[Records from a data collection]

===============

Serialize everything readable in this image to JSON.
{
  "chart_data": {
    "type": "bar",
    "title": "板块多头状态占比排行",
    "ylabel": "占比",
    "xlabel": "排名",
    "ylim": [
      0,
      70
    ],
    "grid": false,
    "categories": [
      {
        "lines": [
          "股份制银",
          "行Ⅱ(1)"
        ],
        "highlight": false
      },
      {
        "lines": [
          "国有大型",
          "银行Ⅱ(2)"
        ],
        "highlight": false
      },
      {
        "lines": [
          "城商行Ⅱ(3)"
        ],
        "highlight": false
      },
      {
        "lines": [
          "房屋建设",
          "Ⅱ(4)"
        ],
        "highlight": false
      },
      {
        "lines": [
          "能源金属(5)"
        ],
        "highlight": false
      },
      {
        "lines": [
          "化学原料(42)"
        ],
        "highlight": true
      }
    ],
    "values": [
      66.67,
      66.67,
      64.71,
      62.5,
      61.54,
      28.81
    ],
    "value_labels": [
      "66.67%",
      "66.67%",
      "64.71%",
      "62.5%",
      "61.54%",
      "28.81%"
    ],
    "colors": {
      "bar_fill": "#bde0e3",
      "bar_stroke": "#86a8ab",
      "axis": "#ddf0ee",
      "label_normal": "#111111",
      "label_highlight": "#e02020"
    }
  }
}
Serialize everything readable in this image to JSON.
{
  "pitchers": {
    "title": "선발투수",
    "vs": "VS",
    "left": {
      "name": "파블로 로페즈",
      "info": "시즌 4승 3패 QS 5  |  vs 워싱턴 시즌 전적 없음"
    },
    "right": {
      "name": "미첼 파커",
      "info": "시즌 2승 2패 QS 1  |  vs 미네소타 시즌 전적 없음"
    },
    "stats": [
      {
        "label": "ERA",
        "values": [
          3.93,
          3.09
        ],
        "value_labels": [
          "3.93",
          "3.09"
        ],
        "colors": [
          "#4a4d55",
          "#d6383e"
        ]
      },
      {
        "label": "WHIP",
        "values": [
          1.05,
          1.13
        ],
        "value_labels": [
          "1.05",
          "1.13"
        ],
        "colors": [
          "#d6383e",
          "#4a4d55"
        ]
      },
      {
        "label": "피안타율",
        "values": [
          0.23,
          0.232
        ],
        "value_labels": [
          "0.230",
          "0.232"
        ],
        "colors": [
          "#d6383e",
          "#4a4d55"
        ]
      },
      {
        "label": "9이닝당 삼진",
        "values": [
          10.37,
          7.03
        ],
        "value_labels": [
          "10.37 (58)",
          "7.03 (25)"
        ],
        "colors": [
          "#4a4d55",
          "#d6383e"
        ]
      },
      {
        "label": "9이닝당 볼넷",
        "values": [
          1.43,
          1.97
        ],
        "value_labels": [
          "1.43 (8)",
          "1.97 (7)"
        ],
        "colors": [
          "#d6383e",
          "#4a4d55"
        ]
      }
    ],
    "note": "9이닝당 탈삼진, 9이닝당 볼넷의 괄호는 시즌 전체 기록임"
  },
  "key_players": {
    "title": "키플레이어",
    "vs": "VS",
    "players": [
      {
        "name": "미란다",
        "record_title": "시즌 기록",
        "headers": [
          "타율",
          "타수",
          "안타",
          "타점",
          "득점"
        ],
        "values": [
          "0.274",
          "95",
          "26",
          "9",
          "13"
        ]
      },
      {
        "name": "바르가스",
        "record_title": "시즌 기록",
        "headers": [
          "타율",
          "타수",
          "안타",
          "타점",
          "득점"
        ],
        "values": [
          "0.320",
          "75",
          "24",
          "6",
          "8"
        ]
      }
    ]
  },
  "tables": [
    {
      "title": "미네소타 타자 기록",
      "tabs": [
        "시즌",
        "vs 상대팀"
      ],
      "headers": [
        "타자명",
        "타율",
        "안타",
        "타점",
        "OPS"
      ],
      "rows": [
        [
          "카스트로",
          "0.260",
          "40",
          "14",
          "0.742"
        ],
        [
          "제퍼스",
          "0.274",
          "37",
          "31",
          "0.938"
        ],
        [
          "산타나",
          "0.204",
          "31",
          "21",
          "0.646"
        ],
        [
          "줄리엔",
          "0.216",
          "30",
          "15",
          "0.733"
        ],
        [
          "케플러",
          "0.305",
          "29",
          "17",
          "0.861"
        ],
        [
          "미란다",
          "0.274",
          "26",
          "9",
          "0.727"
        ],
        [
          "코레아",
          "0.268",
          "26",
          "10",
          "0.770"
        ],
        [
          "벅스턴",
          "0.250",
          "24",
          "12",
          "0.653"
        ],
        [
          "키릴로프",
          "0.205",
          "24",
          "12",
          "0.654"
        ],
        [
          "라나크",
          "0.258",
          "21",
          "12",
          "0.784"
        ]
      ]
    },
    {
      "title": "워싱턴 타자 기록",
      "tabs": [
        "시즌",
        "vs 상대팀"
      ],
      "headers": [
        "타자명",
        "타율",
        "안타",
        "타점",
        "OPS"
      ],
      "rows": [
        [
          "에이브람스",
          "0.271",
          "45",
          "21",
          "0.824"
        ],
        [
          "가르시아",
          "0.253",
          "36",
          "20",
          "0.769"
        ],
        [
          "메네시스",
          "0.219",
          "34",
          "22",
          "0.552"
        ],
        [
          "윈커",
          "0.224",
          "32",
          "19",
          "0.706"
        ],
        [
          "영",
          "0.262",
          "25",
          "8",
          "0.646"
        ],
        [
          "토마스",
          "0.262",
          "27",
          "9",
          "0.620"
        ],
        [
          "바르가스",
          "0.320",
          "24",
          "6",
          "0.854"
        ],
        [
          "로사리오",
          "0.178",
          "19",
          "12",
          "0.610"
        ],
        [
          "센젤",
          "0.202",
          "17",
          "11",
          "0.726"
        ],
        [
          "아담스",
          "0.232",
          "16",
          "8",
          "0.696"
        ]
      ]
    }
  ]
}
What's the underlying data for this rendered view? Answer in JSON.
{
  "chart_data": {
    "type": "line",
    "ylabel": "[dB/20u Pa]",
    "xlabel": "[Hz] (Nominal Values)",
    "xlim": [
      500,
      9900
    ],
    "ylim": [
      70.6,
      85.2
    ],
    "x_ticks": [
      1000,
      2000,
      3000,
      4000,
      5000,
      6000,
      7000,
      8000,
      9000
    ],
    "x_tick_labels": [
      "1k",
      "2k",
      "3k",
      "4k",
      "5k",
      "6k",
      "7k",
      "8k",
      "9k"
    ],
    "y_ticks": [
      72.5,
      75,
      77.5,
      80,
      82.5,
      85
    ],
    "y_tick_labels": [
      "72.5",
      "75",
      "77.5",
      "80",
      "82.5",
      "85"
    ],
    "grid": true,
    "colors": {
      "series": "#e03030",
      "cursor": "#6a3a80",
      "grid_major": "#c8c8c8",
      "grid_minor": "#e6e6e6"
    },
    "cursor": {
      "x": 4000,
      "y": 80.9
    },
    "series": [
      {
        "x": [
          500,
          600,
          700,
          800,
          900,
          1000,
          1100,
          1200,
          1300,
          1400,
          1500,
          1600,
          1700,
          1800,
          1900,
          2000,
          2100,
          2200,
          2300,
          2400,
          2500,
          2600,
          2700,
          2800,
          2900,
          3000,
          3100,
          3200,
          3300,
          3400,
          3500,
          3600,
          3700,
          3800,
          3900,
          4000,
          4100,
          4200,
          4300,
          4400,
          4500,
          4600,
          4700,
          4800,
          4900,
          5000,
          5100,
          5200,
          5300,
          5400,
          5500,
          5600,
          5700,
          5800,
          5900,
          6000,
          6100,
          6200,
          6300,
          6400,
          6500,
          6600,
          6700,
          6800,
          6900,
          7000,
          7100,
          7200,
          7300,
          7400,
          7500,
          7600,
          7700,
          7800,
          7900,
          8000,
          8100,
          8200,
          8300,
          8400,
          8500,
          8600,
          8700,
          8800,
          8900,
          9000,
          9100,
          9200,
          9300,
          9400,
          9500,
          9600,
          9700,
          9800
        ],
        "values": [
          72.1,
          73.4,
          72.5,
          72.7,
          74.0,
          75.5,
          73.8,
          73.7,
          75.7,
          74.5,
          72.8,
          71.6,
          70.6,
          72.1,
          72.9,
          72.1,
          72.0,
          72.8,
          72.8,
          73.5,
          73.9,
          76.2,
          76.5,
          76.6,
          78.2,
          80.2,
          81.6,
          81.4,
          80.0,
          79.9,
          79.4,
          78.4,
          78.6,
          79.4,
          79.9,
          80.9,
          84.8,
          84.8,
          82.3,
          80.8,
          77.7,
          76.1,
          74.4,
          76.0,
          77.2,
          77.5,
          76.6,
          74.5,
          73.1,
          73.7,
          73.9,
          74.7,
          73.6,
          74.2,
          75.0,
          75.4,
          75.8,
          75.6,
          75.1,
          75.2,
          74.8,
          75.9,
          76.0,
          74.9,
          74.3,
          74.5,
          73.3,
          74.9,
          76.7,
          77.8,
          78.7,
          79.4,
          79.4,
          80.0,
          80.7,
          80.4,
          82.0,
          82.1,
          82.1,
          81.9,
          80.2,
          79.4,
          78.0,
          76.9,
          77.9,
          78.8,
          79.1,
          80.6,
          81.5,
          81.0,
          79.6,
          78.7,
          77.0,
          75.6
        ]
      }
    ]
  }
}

===============

**THE EXERCISE**
Copy out each line in the preceding records that contains "미네소타".

**OUTPUT FOR THIS EXERCISE**
      "info": "시즌 2승 2패 QS 1  |  vs 미네소타 시즌 전적 없음"
      "title": "미네소타 타자 기록",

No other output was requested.